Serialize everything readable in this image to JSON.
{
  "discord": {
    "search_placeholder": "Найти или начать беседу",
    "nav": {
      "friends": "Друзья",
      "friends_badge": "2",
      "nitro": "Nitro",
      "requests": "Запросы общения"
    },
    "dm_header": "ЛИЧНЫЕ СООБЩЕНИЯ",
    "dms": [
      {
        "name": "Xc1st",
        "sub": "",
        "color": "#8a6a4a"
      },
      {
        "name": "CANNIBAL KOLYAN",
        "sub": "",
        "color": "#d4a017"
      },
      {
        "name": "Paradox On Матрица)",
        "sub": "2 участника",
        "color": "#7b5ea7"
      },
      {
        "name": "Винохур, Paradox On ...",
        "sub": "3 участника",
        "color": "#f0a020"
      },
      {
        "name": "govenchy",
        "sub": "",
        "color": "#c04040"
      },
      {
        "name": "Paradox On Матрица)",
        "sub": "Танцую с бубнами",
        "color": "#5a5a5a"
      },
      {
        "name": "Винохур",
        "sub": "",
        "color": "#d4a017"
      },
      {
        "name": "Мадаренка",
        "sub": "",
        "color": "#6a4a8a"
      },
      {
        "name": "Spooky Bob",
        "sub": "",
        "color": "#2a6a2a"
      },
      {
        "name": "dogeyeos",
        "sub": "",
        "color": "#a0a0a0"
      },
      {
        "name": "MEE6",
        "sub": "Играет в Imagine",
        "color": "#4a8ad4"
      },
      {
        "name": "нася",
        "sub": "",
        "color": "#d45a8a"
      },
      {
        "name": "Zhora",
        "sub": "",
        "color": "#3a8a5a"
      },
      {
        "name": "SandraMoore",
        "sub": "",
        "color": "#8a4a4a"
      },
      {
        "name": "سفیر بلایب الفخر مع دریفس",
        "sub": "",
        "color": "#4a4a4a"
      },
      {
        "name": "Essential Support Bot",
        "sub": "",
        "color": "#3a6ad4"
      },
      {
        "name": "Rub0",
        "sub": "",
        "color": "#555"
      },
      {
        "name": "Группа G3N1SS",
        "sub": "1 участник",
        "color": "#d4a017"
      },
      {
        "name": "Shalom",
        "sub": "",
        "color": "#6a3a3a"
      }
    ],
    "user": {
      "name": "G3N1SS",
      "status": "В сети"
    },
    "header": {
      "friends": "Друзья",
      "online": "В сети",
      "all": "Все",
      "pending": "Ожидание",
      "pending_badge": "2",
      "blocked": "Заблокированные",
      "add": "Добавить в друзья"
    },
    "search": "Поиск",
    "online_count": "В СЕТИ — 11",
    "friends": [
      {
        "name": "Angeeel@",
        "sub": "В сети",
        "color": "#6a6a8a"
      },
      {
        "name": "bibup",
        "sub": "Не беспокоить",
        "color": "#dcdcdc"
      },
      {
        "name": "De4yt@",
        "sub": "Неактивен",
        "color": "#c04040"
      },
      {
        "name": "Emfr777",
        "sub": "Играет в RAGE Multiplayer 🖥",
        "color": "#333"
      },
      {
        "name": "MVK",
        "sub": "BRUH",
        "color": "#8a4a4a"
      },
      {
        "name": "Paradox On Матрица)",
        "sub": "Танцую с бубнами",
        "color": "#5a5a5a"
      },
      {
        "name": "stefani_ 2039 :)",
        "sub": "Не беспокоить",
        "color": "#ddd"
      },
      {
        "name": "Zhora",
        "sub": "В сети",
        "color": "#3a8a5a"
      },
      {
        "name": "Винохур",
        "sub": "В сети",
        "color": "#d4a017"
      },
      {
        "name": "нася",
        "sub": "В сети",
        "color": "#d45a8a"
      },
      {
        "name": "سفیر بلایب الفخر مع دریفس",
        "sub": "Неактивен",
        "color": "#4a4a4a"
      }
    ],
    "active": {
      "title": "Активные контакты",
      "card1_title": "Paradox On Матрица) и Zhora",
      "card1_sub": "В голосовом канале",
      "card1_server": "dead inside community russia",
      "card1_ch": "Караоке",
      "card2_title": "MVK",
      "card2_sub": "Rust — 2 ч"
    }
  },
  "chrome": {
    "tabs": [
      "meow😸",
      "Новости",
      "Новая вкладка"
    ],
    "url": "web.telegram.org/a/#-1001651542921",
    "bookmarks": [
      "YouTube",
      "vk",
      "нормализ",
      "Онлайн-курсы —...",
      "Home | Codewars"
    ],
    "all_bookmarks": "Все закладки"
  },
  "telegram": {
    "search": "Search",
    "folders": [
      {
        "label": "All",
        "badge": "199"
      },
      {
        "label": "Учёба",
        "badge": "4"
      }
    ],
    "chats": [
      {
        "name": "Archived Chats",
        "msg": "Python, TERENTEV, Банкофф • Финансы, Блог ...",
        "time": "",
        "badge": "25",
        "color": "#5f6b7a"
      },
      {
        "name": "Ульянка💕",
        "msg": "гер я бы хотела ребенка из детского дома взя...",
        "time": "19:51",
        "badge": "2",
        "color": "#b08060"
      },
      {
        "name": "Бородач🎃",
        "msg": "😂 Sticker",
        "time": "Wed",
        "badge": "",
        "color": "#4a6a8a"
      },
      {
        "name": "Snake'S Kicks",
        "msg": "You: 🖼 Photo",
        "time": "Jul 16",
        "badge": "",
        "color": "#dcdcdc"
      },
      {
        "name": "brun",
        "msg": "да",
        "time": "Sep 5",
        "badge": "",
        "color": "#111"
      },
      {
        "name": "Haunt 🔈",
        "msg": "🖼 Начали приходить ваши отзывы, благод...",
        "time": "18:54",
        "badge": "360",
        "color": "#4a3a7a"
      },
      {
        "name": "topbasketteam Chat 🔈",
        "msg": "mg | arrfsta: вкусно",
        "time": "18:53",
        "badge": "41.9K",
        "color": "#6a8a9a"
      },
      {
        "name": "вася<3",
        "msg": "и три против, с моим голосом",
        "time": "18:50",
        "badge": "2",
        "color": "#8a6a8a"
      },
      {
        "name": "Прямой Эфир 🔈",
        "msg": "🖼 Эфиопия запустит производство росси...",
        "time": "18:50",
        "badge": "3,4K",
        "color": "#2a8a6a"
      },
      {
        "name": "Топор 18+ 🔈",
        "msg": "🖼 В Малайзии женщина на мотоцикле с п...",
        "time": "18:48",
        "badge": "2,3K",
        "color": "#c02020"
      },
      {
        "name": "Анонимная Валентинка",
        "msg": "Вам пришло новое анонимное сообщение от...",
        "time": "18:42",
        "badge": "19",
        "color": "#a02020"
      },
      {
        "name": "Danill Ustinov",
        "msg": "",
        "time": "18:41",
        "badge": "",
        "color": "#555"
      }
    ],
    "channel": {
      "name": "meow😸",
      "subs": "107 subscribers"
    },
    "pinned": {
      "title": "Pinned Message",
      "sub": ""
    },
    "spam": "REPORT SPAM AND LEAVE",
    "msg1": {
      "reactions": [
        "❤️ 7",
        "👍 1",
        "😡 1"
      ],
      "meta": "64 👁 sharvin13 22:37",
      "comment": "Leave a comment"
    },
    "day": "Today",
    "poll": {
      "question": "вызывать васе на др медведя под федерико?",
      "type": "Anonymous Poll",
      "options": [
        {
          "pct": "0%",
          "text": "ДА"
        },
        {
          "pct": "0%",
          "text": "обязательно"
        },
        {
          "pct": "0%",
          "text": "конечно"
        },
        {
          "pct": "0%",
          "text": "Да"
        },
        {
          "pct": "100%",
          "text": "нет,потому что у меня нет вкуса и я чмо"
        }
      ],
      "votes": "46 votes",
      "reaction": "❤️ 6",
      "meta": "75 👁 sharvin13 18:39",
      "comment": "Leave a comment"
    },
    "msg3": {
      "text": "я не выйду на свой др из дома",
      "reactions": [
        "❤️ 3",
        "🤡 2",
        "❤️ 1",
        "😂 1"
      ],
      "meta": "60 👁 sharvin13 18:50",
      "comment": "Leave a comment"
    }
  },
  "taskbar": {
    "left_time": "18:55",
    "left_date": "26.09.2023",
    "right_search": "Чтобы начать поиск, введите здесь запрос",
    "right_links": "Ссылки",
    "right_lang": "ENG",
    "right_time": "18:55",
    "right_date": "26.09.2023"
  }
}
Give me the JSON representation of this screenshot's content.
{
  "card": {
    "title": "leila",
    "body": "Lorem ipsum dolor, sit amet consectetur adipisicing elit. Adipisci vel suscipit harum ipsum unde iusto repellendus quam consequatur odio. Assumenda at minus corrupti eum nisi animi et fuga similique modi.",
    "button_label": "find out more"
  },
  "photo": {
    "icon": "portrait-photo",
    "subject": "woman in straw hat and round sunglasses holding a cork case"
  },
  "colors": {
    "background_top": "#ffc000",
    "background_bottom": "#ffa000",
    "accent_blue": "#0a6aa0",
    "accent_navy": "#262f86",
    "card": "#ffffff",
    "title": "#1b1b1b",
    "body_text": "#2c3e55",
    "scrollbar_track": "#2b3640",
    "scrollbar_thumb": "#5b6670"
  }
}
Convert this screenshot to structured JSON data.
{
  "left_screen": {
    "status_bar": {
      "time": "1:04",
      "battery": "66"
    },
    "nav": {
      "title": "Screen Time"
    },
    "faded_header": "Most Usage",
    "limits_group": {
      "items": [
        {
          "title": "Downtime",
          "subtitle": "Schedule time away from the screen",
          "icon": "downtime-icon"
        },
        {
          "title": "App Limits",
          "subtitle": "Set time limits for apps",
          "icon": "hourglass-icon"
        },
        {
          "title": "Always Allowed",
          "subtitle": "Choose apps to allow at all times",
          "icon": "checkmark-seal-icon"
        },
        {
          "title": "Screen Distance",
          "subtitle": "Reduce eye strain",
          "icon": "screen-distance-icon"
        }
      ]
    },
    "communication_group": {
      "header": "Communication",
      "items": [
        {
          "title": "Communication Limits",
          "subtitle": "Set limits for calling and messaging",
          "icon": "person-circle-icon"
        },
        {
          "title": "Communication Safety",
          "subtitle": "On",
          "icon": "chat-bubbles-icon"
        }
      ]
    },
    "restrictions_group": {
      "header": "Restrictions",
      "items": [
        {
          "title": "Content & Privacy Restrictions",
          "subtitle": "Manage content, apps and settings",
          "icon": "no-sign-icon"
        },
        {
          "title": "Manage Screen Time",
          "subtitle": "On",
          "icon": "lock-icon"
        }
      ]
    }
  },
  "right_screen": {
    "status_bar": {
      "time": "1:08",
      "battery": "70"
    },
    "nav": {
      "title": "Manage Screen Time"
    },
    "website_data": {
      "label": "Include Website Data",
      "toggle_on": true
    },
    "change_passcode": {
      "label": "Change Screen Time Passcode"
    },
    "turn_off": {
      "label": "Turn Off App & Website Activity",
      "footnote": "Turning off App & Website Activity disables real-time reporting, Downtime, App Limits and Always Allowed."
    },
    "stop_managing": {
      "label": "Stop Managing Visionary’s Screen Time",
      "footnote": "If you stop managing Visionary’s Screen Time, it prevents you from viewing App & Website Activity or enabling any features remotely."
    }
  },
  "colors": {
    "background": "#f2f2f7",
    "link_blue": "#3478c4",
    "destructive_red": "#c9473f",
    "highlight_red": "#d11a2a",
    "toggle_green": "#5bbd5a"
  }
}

========

Task
In the listing, find every line with the word "Activity" and state how many there are, nothing more.

In response
3